WHAT TO DO
Every record that follows should be printed verbatim.

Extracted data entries

__________

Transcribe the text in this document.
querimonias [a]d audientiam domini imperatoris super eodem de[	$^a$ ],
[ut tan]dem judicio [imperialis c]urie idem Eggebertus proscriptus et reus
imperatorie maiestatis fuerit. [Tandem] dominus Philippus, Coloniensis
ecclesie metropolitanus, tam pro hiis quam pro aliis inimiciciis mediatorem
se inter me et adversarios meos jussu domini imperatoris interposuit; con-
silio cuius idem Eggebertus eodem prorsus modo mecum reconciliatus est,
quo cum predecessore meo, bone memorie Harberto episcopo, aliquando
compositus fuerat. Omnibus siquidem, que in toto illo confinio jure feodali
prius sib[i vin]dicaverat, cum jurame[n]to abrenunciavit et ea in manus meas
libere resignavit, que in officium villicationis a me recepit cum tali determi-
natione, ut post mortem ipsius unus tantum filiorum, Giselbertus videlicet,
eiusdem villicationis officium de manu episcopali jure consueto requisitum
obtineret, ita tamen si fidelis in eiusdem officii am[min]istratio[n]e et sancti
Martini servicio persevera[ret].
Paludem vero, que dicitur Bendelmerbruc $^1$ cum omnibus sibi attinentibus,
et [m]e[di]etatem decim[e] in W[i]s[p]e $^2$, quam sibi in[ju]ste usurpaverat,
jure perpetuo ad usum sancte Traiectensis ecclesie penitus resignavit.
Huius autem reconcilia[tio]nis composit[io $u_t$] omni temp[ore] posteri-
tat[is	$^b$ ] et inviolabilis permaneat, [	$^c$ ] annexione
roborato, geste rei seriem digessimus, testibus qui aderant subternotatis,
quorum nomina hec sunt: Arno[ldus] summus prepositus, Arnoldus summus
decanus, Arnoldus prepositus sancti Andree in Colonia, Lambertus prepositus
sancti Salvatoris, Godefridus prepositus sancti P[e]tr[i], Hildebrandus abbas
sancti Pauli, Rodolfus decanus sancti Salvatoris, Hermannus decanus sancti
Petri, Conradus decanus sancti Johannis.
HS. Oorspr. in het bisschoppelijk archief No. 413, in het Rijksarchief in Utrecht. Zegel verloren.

__________

OUTPUT OF THE TASK
Transcribe the text in this document.
querimonias [a]d audientiam domini imperatoris super eodem de[	$^a$ ],
[ut tan]dem judicio [imperialis c]urie idem Eggebertus proscriptus et reus
imperatorie maiestatis fuerit. [Tandem] dominus Philippus, Coloniensis
ecclesie metropolitanus, tam pro hiis quam pro aliis inimiciciis mediatorem
se inter me et adversarios meos jussu domini imperatoris interposuit; con-
silio cuius idem Eggebertus eodem prorsus modo mecum reconciliatus est,
quo cum predecessore meo, bone memorie Harberto episcopo, aliquando
compositus fuerat. Omnibus siquidem, que in toto illo confinio jure feodali
prius sib[i vin]dicaverat, cum jurame[n]to abrenunciavit et ea in manus meas
libere resignavit, que in officium villicationis a me recepit cum tali determi-
natione, ut post mortem ipsius unus tantum filiorum, Giselbertus videlicet,
eiusdem villicationis officium de manu episcopali jure consueto requisitum
obtineret, ita tamen si fidelis in eiusdem officii am[min]istratio[n]e et sancti
Martini servicio persevera[ret].
Paludem vero, que dicitur Bendelmerbruc $^1$ cum omnibus sibi attinentibus,
et [m]e[di]etatem decim[e] in W[i]s[p]e $^2$, quam sibi in[ju]ste usurpaverat,
jure perpetuo ad usum sancte Traiectensis ecclesie penitus resignavit.
Huius autem reconcilia[tio]nis composit[io $u_t$] omni temp[ore] posteri-
tat[is	$^b$ ] et inviolabilis permaneat, [	$^c$ ] annexione
roborato, geste rei seriem digessimus, testibus qui aderant subternotatis,
quorum nomina hec sunt: Arno[ldus] summus prepositus, Arnoldus summus
decanus, Arnoldus prepositus sancti Andree in Colonia, Lambertus prepositus
sancti Salvatoris, Godefridus prepositus sancti P[e]tr[i], Hildebrandus abbas
sancti Pauli, Rodolfus decanus sancti Salvatoris, Hermannus decanus sancti
Petri, Conradus decanus sancti Johannis.
HS. Oorspr. in het bisschoppelijk archief No. 413, in het Rijksarchief in Utrecht. Zegel verloren.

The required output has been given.